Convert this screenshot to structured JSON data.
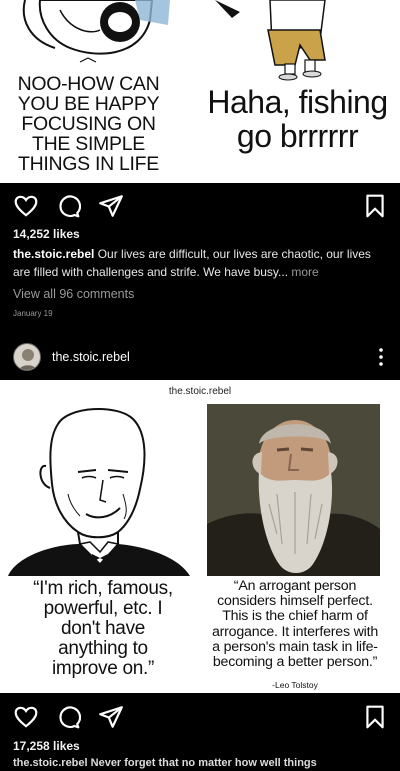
{
  "post1": {
    "meme_left_lines": [
      "NOO-HOW CAN",
      "YOU BE HAPPY",
      "FOCUSING ON",
      "THE SIMPLE",
      "THINGS IN LIFE"
    ],
    "meme_right_lines": [
      "Haha, fishing",
      "go brrrrrr"
    ],
    "likes": "14,252 likes",
    "username": "the.stoic.rebel",
    "caption_text": "Our lives are difficult, our lives are chaotic, our lives are filled with challenges and strife. We have busy",
    "caption_more_ellipsis": "...",
    "caption_more": "more",
    "comments_link": "View all 96 comments",
    "date": "January 19"
  },
  "post2": {
    "username": "the.stoic.rebel",
    "meme_handle": "the.stoic.rebel",
    "meme_left_lines": [
      "“I'm rich, famous,",
      "powerful, etc. I",
      "don't have",
      "anything to",
      "improve on.”"
    ],
    "meme_right_lines": [
      "“An arrogant person",
      "considers himself perfect.",
      "This is the chief harm of",
      "arrogance. It interferes with",
      "a person's main task in life-",
      "becoming a better person.”"
    ],
    "meme_attribution": "-Leo Tolstoy",
    "likes": "17,258 likes",
    "caption_cut": "the.stoic.rebel Never forget that no matter how well things"
  },
  "icons": [
    "heart-icon",
    "comment-icon",
    "share-icon",
    "bookmark-icon",
    "more-options-icon"
  ],
  "colors": {
    "background": "#000000",
    "text": "#ffffff",
    "muted": "#9a9a9a"
  }
}
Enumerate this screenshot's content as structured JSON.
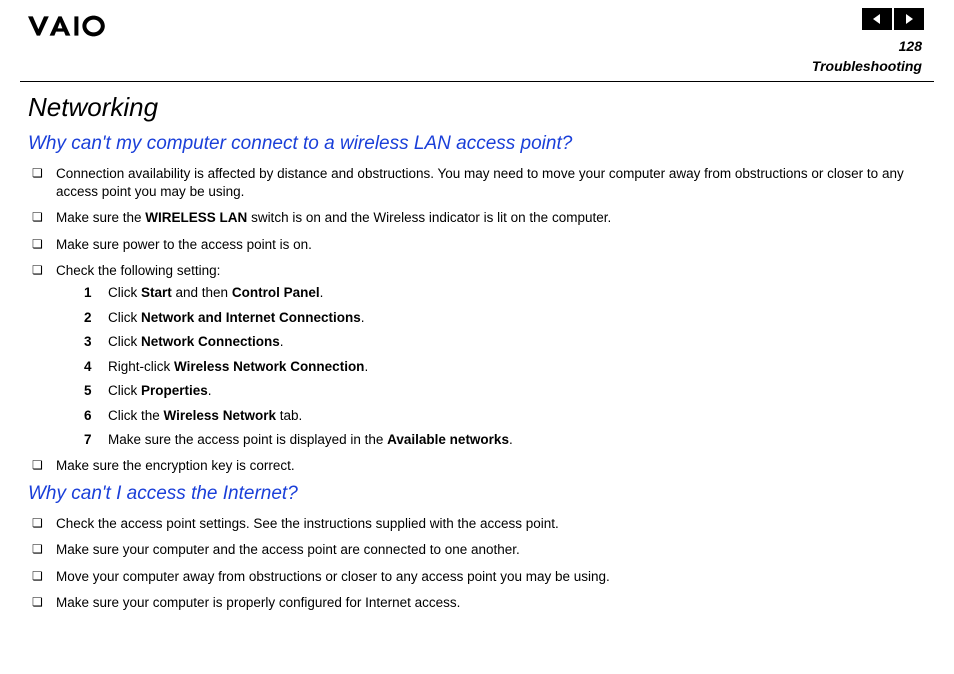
{
  "header": {
    "pageNumber": "128",
    "sectionName": "Troubleshooting"
  },
  "title": "Networking",
  "q1": {
    "heading": "Why can't my computer connect to a wireless LAN access point?",
    "bullets": {
      "b1": "Connection availability is affected by distance and obstructions. You may need to move your computer away from obstructions or closer to any access point you may be using.",
      "b2a": "Make sure the ",
      "b2b": "WIRELESS LAN",
      "b2c": " switch is on and the Wireless indicator is lit on the computer.",
      "b3": "Make sure power to the access point is on.",
      "b4": "Check the following setting:",
      "b5": "Make sure the encryption key is correct."
    },
    "steps": {
      "s1a": "Click ",
      "s1b": "Start",
      "s1c": " and then ",
      "s1d": "Control Panel",
      "s1e": ".",
      "s2a": "Click ",
      "s2b": "Network and Internet Connections",
      "s2c": ".",
      "s3a": "Click ",
      "s3b": "Network Connections",
      "s3c": ".",
      "s4a": "Right-click ",
      "s4b": "Wireless Network Connection",
      "s4c": ".",
      "s5a": "Click ",
      "s5b": "Properties",
      "s5c": ".",
      "s6a": "Click the ",
      "s6b": "Wireless Network",
      "s6c": " tab.",
      "s7a": "Make sure the access point is displayed in the ",
      "s7b": "Available networks",
      "s7c": "."
    },
    "nums": {
      "n1": "1",
      "n2": "2",
      "n3": "3",
      "n4": "4",
      "n5": "5",
      "n6": "6",
      "n7": "7"
    }
  },
  "q2": {
    "heading": "Why can't I access the Internet?",
    "bullets": {
      "b1": "Check the access point settings. See the instructions supplied with the access point.",
      "b2": "Make sure your computer and the access point are connected to one another.",
      "b3": "Move your computer away from obstructions or closer to any access point you may be using.",
      "b4": "Make sure your computer is properly configured for Internet access."
    }
  }
}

Goal: Go through the data and gather every line that holds "with".

Answer to the task:
    "caption_text": "Our lives are difficult, our lives are chaotic, our lives are filled with challenges and strife. We have busy",
      "arrogance. It interferes with",
      "b1": "Check the access point settings. See the instructions supplied with the access point.",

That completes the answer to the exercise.